[Set task] Check every line of the entries that follow, and copy the ones containing "made".

::: Data records :::

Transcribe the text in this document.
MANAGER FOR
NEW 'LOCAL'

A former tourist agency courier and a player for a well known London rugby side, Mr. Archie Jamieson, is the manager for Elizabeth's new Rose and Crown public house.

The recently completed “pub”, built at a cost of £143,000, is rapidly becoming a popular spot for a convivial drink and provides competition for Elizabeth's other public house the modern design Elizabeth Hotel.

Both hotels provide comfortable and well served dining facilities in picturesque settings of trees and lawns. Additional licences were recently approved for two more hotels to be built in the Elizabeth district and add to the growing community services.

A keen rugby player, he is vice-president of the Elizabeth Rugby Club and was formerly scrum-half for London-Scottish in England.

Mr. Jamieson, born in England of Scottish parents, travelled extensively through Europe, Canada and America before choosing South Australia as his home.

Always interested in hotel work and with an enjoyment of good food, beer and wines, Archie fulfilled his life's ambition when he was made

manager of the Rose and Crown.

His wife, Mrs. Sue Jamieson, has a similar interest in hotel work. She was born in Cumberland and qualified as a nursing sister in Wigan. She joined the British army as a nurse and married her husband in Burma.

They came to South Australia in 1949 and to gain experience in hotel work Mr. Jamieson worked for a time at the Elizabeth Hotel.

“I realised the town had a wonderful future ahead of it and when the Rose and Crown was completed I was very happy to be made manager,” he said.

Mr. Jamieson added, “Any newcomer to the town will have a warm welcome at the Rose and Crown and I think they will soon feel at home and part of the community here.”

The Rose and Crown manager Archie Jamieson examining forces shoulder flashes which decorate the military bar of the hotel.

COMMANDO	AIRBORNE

:::

[Answer to the exercise]
Always interested in hotel work and with an enjoyment of good food, beer and wines, Archie fulfilled his life's ambition when he was made
“I realised the town had a wonderful future ahead of it and when the Rose and Crown was completed I was very happy to be made manager,” he said.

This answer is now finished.